### Prompt
Produce a verbatim copy of the entries listed below.

[Begin Supplied records]

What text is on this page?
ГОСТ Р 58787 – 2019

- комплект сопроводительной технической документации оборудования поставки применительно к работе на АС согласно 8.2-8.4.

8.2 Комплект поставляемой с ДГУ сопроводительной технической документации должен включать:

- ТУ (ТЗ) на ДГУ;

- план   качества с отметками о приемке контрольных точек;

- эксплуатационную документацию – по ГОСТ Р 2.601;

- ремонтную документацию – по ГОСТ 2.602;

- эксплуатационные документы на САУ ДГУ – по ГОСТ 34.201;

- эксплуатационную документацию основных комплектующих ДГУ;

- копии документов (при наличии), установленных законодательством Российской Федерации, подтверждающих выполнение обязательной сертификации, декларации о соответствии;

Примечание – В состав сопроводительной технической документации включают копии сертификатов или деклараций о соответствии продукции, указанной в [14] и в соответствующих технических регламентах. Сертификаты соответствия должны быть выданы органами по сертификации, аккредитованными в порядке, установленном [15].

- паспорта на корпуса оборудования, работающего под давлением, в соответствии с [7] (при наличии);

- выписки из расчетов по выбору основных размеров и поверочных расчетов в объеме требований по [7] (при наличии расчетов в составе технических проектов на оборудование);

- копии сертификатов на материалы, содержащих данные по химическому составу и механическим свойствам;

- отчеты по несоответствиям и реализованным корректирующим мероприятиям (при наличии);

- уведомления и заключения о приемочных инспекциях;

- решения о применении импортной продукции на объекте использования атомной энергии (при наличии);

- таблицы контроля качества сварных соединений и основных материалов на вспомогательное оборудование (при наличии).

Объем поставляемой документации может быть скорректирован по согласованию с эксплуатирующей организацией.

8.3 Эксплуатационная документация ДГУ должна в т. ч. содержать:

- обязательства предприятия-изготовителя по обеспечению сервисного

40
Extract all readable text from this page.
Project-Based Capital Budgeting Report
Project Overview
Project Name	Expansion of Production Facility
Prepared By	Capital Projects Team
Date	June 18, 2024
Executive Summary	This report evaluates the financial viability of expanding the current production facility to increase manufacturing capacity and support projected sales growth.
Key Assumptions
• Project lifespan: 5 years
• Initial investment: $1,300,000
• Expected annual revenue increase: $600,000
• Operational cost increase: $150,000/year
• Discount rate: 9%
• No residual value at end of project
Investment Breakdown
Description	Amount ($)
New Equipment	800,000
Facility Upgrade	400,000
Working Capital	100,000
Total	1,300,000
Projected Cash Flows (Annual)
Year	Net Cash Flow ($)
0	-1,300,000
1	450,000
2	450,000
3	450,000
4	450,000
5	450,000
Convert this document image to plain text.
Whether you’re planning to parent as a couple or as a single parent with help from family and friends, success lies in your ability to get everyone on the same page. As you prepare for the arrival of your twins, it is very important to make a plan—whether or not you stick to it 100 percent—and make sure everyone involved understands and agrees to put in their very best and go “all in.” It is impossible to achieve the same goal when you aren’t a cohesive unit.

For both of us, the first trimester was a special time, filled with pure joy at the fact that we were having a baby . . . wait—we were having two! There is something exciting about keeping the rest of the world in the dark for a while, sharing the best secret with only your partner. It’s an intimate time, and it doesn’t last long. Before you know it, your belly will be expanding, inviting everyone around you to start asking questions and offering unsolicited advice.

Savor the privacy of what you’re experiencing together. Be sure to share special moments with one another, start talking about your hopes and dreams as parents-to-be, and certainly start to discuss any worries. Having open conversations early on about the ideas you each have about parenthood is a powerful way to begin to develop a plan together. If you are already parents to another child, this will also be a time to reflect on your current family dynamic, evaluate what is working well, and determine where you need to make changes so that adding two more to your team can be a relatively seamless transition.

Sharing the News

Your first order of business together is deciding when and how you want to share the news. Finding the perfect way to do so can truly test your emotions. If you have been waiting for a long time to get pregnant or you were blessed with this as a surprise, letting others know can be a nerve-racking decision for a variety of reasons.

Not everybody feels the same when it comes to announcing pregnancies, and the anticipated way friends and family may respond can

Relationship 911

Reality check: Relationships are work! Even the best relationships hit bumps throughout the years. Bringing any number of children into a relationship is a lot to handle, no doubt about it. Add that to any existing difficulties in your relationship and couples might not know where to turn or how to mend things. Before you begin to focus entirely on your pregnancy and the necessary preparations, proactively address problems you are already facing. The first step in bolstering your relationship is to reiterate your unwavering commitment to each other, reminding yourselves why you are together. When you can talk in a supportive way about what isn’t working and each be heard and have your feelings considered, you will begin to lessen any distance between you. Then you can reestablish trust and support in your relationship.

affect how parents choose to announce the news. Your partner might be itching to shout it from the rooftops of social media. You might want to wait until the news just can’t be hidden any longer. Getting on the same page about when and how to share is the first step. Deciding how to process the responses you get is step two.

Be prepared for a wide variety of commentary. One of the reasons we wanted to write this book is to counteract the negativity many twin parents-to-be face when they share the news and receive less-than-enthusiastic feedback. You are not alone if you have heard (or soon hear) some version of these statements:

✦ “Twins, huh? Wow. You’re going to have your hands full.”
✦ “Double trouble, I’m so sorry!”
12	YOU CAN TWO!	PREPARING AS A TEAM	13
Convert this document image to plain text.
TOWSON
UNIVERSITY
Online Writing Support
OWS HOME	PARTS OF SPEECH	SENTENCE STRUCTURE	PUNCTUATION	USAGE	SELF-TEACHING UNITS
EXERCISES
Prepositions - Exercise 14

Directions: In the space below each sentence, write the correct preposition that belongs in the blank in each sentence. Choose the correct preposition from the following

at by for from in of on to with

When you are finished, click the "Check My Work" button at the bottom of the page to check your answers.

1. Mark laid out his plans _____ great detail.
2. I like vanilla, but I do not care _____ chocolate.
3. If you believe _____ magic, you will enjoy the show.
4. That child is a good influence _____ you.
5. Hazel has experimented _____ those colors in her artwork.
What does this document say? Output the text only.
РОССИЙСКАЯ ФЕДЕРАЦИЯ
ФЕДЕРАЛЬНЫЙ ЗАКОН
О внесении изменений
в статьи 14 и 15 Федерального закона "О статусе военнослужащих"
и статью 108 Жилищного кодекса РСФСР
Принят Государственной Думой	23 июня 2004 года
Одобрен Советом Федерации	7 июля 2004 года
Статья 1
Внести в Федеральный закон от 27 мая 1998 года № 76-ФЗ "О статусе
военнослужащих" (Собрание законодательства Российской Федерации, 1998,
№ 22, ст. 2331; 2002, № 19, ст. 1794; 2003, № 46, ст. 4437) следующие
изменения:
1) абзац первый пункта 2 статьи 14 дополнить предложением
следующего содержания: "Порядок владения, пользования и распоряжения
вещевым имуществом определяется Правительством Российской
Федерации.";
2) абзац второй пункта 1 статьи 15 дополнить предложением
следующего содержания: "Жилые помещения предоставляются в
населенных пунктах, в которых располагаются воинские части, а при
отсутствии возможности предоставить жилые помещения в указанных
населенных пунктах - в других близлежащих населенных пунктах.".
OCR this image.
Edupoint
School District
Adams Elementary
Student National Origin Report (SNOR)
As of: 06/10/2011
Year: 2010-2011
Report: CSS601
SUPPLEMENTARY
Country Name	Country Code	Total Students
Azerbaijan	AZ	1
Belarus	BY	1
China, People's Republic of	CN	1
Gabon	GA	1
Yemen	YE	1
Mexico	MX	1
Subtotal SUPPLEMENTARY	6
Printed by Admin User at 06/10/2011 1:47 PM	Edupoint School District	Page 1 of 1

[End Supplied records]

### Written response
What text is on this page?
ГОСТ Р 58787 – 2019

- комплект сопроводительной технической документации оборудования поставки применительно к работе на АС согласно 8.2-8.4.

8.2 Комплект поставляемой с ДГУ сопроводительной технической документации должен включать:

- ТУ (ТЗ) на ДГУ;

- план   качества с отметками о приемке контрольных точек;

- эксплуатационную документацию – по ГОСТ Р 2.601;

- ремонтную документацию – по ГОСТ 2.602;

- эксплуатационные документы на САУ ДГУ – по ГОСТ 34.201;

- эксплуатационную документацию основных комплектующих ДГУ;

- копии документов (при наличии), установленных законодательством Российской Федерации, подтверждающих выполнение обязательной сертификации, декларации о соответствии;

Примечание – В состав сопроводительной технической документации включают копии сертификатов или деклараций о соответствии продукции, указанной в [14] и в соответствующих технических регламентах. Сертификаты соответствия должны быть выданы органами по сертификации, аккредитованными в порядке, установленном [15].

- паспорта на корпуса оборудования, работающего под давлением, в соответствии с [7] (при наличии);

- выписки из расчетов по выбору основных размеров и поверочных расчетов в объеме требований по [7] (при наличии расчетов в составе технических проектов на оборудование);

- копии сертификатов на материалы, содержащих данные по химическому составу и механическим свойствам;

- отчеты по несоответствиям и реализованным корректирующим мероприятиям (при наличии);

- уведомления и заключения о приемочных инспекциях;

- решения о применении импортной продукции на объекте использования атомной энергии (при наличии);

- таблицы контроля качества сварных соединений и основных материалов на вспомогательное оборудование (при наличии).

Объем поставляемой документации может быть скорректирован по согласованию с эксплуатирующей организацией.

8.3 Эксплуатационная документация ДГУ должна в т. ч. содержать:

- обязательства предприятия-изготовителя по обеспечению сервисного

40
Extract all readable text from this page.
Project-Based Capital Budgeting Report
Project Overview
Project Name	Expansion of Production Facility
Prepared By	Capital Projects Team
Date	June 18, 2024
Executive Summary	This report evaluates the financial viability of expanding the current production facility to increase manufacturing capacity and support projected sales growth.
Key Assumptions
• Project lifespan: 5 years
• Initial investment: $1,300,000
• Expected annual revenue increase: $600,000
• Operational cost increase: $150,000/year
• Discount rate: 9%
• No residual value at end of project
Investment Breakdown
Description	Amount ($)
New Equipment	800,000
Facility Upgrade	400,000
Working Capital	100,000
Total	1,300,000
Projected Cash Flows (Annual)
Year	Net Cash Flow ($)
0	-1,300,000
1	450,000
2	450,000
3	450,000
4	450,000
5	450,000
Convert this document image to plain text.
Whether you’re planning to parent as a couple or as a single parent with help from family and friends, success lies in your ability to get everyone on the same page. As you prepare for the arrival of your twins, it is very important to make a plan—whether or not you stick to it 100 percent—and make sure everyone involved understands and agrees to put in their very best and go “all in.” It is impossible to achieve the same goal when you aren’t a cohesive unit.

For both of us, the first trimester was a special time, filled with pure joy at the fact that we were having a baby . . . wait—we were having two! There is something exciting about keeping the rest of the world in the dark for a while, sharing the best secret with only your partner. It’s an intimate time, and it doesn’t last long. Before you know it, your belly will be expanding, inviting everyone around you to start asking questions and offering unsolicited advice.

Savor the privacy of what you’re experiencing together. Be sure to share special moments with one another, start talking about your hopes and dreams as parents-to-be, and certainly start to discuss any worries. Having open conversations early on about the ideas you each have about parenthood is a powerful way to begin to develop a plan together. If you are already parents to another child, this will also be a time to reflect on your current family dynamic, evaluate what is working well, and determine where you need to make changes so that adding two more to your team can be a relatively seamless transition.

Sharing the News

Your first order of business together is deciding when and how you want to share the news. Finding the perfect way to do so can truly test your emotions. If you have been waiting for a long time to get pregnant or you were blessed with this as a surprise, letting others know can be a nerve-racking decision for a variety of reasons.

Not everybody feels the same when it comes to announcing pregnancies, and the anticipated way friends and family may respond can

Relationship 911

Reality check: Relationships are work! Even the best relationships hit bumps throughout the years. Bringing any number of children into a relationship is a lot to handle, no doubt about it. Add that to any existing difficulties in your relationship and couples might not know where to turn or how to mend things. Before you begin to focus entirely on your pregnancy and the necessary preparations, proactively address problems you are already facing. The first step in bolstering your relationship is to reiterate your unwavering commitment to each other, reminding yourselves why you are together. When you can talk in a supportive way about what isn’t working and each be heard and have your feelings considered, you will begin to lessen any distance between you. Then you can reestablish trust and support in your relationship.

affect how parents choose to announce the news. Your partner might be itching to shout it from the rooftops of social media. You might want to wait until the news just can’t be hidden any longer. Getting on the same page about when and how to share is the first step. Deciding how to process the responses you get is step two.

Be prepared for a wide variety of commentary. One of the reasons we wanted to write this book is to counteract the negativity many twin parents-to-be face when they share the news and receive less-than-enthusiastic feedback. You are not alone if you have heard (or soon hear) some version of these statements:

✦ “Twins, huh? Wow. You’re going to have your hands full.”
✦ “Double trouble, I’m so sorry!”
12	YOU CAN TWO!	PREPARING AS A TEAM	13
Convert this document image to plain text.
TOWSON
UNIVERSITY
Online Writing Support
OWS HOME	PARTS OF SPEECH	SENTENCE STRUCTURE	PUNCTUATION	USAGE	SELF-TEACHING UNITS
EXERCISES
Prepositions - Exercise 14

Directions: In the space below each sentence, write the correct preposition that belongs in the blank in each sentence. Choose the correct preposition from the following

at by for from in of on to with

When you are finished, click the "Check My Work" button at the bottom of the page to check your answers.

1. Mark laid out his plans _____ great detail.
2. I like vanilla, but I do not care _____ chocolate.
3. If you believe _____ magic, you will enjoy the show.
4. That child is a good influence _____ you.
5. Hazel has experimented _____ those colors in her artwork.
What does this document say? Output the text only.
РОССИЙСКАЯ ФЕДЕРАЦИЯ
ФЕДЕРАЛЬНЫЙ ЗАКОН
О внесении изменений
в статьи 14 и 15 Федерального закона "О статусе военнослужащих"
и статью 108 Жилищного кодекса РСФСР
Принят Государственной Думой	23 июня 2004 года
Одобрен Советом Федерации	7 июля 2004 года
Статья 1
Внести в Федеральный закон от 27 мая 1998 года № 76-ФЗ "О статусе
военнослужащих" (Собрание законодательства Российской Федерации, 1998,
№ 22, ст. 2331; 2002, № 19, ст. 1794; 2003, № 46, ст. 4437) следующие
изменения:
1) абзац первый пункта 2 статьи 14 дополнить предложением
следующего содержания: "Порядок владения, пользования и распоряжения
вещевым имуществом определяется Правительством Российской
Федерации.";
2) абзац второй пункта 1 статьи 15 дополнить предложением
следующего содержания: "Жилые помещения предоставляются в
населенных пунктах, в которых располагаются воинские части, а при
отсутствии возможности предоставить жилые помещения в указанных
населенных пунктах - в других близлежащих населенных пунктах.".
OCR this image.
Edupoint
School District
Adams Elementary
Student National Origin Report (SNOR)
As of: 06/10/2011
Year: 2010-2011
Report: CSS601
SUPPLEMENTARY
Country Name	Country Code	Total Students
Azerbaijan	AZ	1
Belarus	BY	1
China, People's Republic of	CN	1
Gabon	GA	1
Yemen	YE	1
Mexico	MX	1
Subtotal SUPPLEMENTARY	6
Printed by Admin User at 06/10/2011 1:47 PM	Edupoint School District	Page 1 of 1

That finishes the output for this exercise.